Set down every record once more, exactly as given.

/---

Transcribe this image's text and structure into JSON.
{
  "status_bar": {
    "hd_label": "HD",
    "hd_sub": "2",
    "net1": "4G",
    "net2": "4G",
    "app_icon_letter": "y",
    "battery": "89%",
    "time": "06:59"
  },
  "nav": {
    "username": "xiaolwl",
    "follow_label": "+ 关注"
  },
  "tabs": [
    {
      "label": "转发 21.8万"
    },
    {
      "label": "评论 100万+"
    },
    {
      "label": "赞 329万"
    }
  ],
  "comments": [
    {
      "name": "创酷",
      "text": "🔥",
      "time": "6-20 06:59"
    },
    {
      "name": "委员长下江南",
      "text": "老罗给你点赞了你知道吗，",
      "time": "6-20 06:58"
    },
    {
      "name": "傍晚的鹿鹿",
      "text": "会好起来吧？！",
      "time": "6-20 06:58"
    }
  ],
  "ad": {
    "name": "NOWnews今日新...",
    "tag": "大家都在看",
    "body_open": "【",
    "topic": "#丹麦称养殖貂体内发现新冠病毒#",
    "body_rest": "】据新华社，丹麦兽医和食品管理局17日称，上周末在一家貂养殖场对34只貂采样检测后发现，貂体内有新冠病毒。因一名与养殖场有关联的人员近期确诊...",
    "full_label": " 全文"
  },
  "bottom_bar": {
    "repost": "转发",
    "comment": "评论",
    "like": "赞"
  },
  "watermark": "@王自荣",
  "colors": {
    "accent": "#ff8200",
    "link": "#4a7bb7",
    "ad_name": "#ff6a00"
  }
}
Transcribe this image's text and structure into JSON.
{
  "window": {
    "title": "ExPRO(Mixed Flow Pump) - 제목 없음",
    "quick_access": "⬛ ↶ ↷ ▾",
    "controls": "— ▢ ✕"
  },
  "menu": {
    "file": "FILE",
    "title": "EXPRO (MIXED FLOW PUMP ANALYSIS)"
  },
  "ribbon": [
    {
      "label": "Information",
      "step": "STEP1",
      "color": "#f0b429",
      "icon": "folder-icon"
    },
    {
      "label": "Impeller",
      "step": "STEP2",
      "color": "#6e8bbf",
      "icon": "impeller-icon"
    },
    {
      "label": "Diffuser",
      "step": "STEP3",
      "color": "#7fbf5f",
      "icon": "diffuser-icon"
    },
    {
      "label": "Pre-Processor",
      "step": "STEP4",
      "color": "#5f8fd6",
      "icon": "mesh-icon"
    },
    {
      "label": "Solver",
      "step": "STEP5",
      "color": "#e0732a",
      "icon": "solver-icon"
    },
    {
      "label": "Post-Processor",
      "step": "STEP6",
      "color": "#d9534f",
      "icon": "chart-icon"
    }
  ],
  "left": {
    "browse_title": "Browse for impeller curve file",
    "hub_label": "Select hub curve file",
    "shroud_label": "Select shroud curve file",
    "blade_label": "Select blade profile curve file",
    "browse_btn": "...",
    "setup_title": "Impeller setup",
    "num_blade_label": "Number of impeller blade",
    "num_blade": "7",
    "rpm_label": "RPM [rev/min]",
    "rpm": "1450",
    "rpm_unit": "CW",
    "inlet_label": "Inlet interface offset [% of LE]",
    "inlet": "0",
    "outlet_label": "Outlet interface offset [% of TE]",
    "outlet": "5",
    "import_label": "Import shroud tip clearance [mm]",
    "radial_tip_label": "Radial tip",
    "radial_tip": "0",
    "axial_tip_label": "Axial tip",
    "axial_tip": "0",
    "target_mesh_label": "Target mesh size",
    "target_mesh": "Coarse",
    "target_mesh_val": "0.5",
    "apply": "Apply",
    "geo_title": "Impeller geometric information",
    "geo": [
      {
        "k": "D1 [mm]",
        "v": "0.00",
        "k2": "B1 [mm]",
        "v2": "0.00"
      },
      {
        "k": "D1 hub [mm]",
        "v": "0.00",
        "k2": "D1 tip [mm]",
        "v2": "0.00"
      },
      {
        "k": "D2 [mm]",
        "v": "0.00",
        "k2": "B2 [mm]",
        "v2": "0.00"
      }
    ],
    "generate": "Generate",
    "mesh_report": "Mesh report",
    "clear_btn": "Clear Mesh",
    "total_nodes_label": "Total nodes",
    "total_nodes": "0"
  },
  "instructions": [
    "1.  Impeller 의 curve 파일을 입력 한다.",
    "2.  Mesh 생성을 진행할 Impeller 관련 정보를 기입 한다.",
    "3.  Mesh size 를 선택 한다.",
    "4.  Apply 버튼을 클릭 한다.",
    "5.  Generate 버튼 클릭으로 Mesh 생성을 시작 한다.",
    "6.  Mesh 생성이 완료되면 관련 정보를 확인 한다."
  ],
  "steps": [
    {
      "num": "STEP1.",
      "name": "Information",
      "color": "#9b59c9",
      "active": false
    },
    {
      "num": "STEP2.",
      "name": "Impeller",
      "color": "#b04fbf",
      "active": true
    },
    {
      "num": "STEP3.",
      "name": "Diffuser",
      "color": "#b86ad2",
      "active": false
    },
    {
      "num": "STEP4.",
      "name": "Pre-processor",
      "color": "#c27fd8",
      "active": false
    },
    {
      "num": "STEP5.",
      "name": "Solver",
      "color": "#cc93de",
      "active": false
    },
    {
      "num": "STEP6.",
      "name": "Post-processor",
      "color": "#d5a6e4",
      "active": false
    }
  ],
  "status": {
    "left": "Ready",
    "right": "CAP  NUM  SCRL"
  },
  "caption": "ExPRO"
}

\---

WRITTEN ANSWER:
Transcribe this image's text and structure into JSON.
{
  "status_bar": {
    "hd_label": "HD",
    "hd_sub": "2",
    "net1": "4G",
    "net2": "4G",
    "app_icon_letter": "y",
    "battery": "89%",
    "time": "06:59"
  },
  "nav": {
    "username": "xiaolwl",
    "follow_label": "+ 关注"
  },
  "tabs": [
    {
      "label": "转发 21.8万"
    },
    {
      "label": "评论 100万+"
    },
    {
      "label": "赞 329万"
    }
  ],
  "comments": [
    {
      "name": "创酷",
      "text": "🔥",
      "time": "6-20 06:59"
    },
    {
      "name": "委员长下江南",
      "text": "老罗给你点赞了你知道吗，",
      "time": "6-20 06:58"
    },
    {
      "name": "傍晚的鹿鹿",
      "text": "会好起来吧？！",
      "time": "6-20 06:58"
    }
  ],
  "ad": {
    "name": "NOWnews今日新...",
    "tag": "大家都在看",
    "body_open": "【",
    "topic": "#丹麦称养殖貂体内发现新冠病毒#",
    "body_rest": "】据新华社，丹麦兽医和食品管理局17日称，上周末在一家貂养殖场对34只貂采样检测后发现，貂体内有新冠病毒。因一名与养殖场有关联的人员近期确诊...",
    "full_label": " 全文"
  },
  "bottom_bar": {
    "repost": "转发",
    "comment": "评论",
    "like": "赞"
  },
  "watermark": "@王自荣",
  "colors": {
    "accent": "#ff8200",
    "link": "#4a7bb7",
    "ad_name": "#ff6a00"
  }
}
Transcribe this image's text and structure into JSON.
{
  "window": {
    "title": "ExPRO(Mixed Flow Pump) - 제목 없음",
    "quick_access": "⬛ ↶ ↷ ▾",
    "controls": "— ▢ ✕"
  },
  "menu": {
    "file": "FILE",
    "title": "EXPRO (MIXED FLOW PUMP ANALYSIS)"
  },
  "ribbon": [
    {
      "label": "Information",
      "step": "STEP1",
      "color": "#f0b429",
      "icon": "folder-icon"
    },
    {
      "label": "Impeller",
      "step": "STEP2",
      "color": "#6e8bbf",
      "icon": "impeller-icon"
    },
    {
      "label": "Diffuser",
      "step": "STEP3",
      "color": "#7fbf5f",
      "icon": "diffuser-icon"
    },
    {
      "label": "Pre-Processor",
      "step": "STEP4",
      "color": "#5f8fd6",
      "icon": "mesh-icon"
    },
    {
      "label": "Solver",
      "step": "STEP5",
      "color": "#e0732a",
      "icon": "solver-icon"
    },
    {
      "label": "Post-Processor",
      "step": "STEP6",
      "color": "#d9534f",
      "icon": "chart-icon"
    }
  ],
  "left": {
    "browse_title": "Browse for impeller curve file",
    "hub_label": "Select hub curve file",
    "shroud_label": "Select shroud curve file",
    "blade_label": "Select blade profile curve file",
    "browse_btn": "...",
    "setup_title": "Impeller setup",
    "num_blade_label": "Number of impeller blade",
    "num_blade": "7",
    "rpm_label": "RPM [rev/min]",
    "rpm": "1450",
    "rpm_unit": "CW",
    "inlet_label": "Inlet interface offset [% of LE]",
    "inlet": "0",
    "outlet_label": "Outlet interface offset [% of TE]",
    "outlet": "5",
    "import_label": "Import shroud tip clearance [mm]",
    "radial_tip_label": "Radial tip",
    "radial_tip": "0",
    "axial_tip_label": "Axial tip",
    "axial_tip": "0",
    "target_mesh_label": "Target mesh size",
    "target_mesh": "Coarse",
    "target_mesh_val": "0.5",
    "apply": "Apply",
    "geo_title": "Impeller geometric information",
    "geo": [
      {
        "k": "D1 [mm]",
        "v": "0.00",
        "k2": "B1 [mm]",
        "v2": "0.00"
      },
      {
        "k": "D1 hub [mm]",
        "v": "0.00",
        "k2": "D1 tip [mm]",
        "v2": "0.00"
      },
      {
        "k": "D2 [mm]",
        "v": "0.00",
        "k2": "B2 [mm]",
        "v2": "0.00"
      }
    ],
    "generate": "Generate",
    "mesh_report": "Mesh report",
    "clear_btn": "Clear Mesh",
    "total_nodes_label": "Total nodes",
    "total_nodes": "0"
  },
  "instructions": [
    "1.  Impeller 의 curve 파일을 입력 한다.",
    "2.  Mesh 생성을 진행할 Impeller 관련 정보를 기입 한다.",
    "3.  Mesh size 를 선택 한다.",
    "4.  Apply 버튼을 클릭 한다.",
    "5.  Generate 버튼 클릭으로 Mesh 생성을 시작 한다.",
    "6.  Mesh 생성이 완료되면 관련 정보를 확인 한다."
  ],
  "steps": [
    {
      "num": "STEP1.",
      "name": "Information",
      "color": "#9b59c9",
      "active": false
    },
    {
      "num": "STEP2.",
      "name": "Impeller",
      "color": "#b04fbf",
      "active": true
    },
    {
      "num": "STEP3.",
      "name": "Diffuser",
      "color": "#b86ad2",
      "active": false
    },
    {
      "num": "STEP4.",
      "name": "Pre-processor",
      "color": "#c27fd8",
      "active": false
    },
    {
      "num": "STEP5.",
      "name": "Solver",
      "color": "#cc93de",
      "active": false
    },
    {
      "num": "STEP6.",
      "name": "Post-processor",
      "color": "#d5a6e4",
      "active": false
    }
  ],
  "status": {
    "left": "Ready",
    "right": "CAP  NUM  SCRL"
  },
  "caption": "ExPRO"
}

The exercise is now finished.